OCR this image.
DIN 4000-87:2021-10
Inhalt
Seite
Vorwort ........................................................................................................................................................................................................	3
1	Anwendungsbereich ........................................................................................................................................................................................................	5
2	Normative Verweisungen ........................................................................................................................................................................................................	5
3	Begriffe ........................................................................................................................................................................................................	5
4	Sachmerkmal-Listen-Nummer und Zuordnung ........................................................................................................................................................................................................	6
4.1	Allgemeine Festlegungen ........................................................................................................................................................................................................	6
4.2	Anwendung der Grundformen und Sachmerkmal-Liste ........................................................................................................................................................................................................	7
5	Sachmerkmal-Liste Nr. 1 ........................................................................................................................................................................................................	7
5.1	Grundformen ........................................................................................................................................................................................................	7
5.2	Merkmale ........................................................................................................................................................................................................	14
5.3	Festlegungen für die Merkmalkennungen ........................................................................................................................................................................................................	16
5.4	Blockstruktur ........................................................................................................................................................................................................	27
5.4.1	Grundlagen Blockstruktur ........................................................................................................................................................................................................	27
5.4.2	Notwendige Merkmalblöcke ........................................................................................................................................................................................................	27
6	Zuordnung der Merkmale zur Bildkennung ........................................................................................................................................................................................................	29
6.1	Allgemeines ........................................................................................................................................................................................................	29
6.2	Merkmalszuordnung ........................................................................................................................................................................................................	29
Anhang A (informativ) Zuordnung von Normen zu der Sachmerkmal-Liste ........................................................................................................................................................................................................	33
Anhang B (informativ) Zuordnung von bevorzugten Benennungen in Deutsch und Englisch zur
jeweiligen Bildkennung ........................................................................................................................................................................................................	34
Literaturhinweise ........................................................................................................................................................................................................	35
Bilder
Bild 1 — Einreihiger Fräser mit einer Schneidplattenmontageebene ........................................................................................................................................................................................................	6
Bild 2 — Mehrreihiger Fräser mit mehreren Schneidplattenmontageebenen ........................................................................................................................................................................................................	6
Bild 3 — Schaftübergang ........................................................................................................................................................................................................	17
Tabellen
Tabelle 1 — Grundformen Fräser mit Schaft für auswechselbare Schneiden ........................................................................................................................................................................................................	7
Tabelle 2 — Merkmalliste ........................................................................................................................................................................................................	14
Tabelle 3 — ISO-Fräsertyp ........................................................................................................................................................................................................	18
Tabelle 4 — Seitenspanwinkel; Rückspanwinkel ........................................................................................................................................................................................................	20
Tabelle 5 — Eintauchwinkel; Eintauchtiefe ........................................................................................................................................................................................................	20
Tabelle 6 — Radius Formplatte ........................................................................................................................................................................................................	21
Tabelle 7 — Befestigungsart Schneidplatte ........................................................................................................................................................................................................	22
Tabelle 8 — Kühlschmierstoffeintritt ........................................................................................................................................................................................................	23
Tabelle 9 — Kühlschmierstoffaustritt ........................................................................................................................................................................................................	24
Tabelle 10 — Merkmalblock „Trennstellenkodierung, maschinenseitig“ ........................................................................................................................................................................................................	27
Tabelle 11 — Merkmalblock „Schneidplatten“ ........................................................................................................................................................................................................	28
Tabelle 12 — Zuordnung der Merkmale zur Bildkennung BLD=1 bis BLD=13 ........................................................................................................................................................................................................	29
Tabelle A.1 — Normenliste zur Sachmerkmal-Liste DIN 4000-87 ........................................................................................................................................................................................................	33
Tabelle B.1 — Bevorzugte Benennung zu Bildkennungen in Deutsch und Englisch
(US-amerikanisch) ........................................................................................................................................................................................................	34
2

· · · ·

WHAT THIS TASK INVOLVES:
Write out the entries in full, exactly as given.

FULL ANSWER:
OCR this image.
DIN 4000-87:2021-10
Inhalt
Seite
Vorwort ........................................................................................................................................................................................................	3
1	Anwendungsbereich ........................................................................................................................................................................................................	5
2	Normative Verweisungen ........................................................................................................................................................................................................	5
3	Begriffe ........................................................................................................................................................................................................	5
4	Sachmerkmal-Listen-Nummer und Zuordnung ........................................................................................................................................................................................................	6
4.1	Allgemeine Festlegungen ........................................................................................................................................................................................................	6
4.2	Anwendung der Grundformen und Sachmerkmal-Liste ........................................................................................................................................................................................................	7
5	Sachmerkmal-Liste Nr. 1 ........................................................................................................................................................................................................	7
5.1	Grundformen ........................................................................................................................................................................................................	7
5.2	Merkmale ........................................................................................................................................................................................................	14
5.3	Festlegungen für die Merkmalkennungen ........................................................................................................................................................................................................	16
5.4	Blockstruktur ........................................................................................................................................................................................................	27
5.4.1	Grundlagen Blockstruktur ........................................................................................................................................................................................................	27
5.4.2	Notwendige Merkmalblöcke ........................................................................................................................................................................................................	27
6	Zuordnung der Merkmale zur Bildkennung ........................................................................................................................................................................................................	29
6.1	Allgemeines ........................................................................................................................................................................................................	29
6.2	Merkmalszuordnung ........................................................................................................................................................................................................	29
Anhang A (informativ) Zuordnung von Normen zu der Sachmerkmal-Liste ........................................................................................................................................................................................................	33
Anhang B (informativ) Zuordnung von bevorzugten Benennungen in Deutsch und Englisch zur
jeweiligen Bildkennung ........................................................................................................................................................................................................	34
Literaturhinweise ........................................................................................................................................................................................................	35
Bilder
Bild 1 — Einreihiger Fräser mit einer Schneidplattenmontageebene ........................................................................................................................................................................................................	6
Bild 2 — Mehrreihiger Fräser mit mehreren Schneidplattenmontageebenen ........................................................................................................................................................................................................	6
Bild 3 — Schaftübergang ........................................................................................................................................................................................................	17
Tabellen
Tabelle 1 — Grundformen Fräser mit Schaft für auswechselbare Schneiden ........................................................................................................................................................................................................	7
Tabelle 2 — Merkmalliste ........................................................................................................................................................................................................	14
Tabelle 3 — ISO-Fräsertyp ........................................................................................................................................................................................................	18
Tabelle 4 — Seitenspanwinkel; Rückspanwinkel ........................................................................................................................................................................................................	20
Tabelle 5 — Eintauchwinkel; Eintauchtiefe ........................................................................................................................................................................................................	20
Tabelle 6 — Radius Formplatte ........................................................................................................................................................................................................	21
Tabelle 7 — Befestigungsart Schneidplatte ........................................................................................................................................................................................................	22
Tabelle 8 — Kühlschmierstoffeintritt ........................................................................................................................................................................................................	23
Tabelle 9 — Kühlschmierstoffaustritt ........................................................................................................................................................................................................	24
Tabelle 10 — Merkmalblock „Trennstellenkodierung, maschinenseitig“ ........................................................................................................................................................................................................	27
Tabelle 11 — Merkmalblock „Schneidplatten“ ........................................................................................................................................................................................................	28
Tabelle 12 — Zuordnung der Merkmale zur Bildkennung BLD=1 bis BLD=13 ........................................................................................................................................................................................................	29
Tabelle A.1 — Normenliste zur Sachmerkmal-Liste DIN 4000-87 ........................................................................................................................................................................................................	33
Tabelle B.1 — Bevorzugte Benennung zu Bildkennungen in Deutsch und Englisch
(US-amerikanisch) ........................................................................................................................................................................................................	34
2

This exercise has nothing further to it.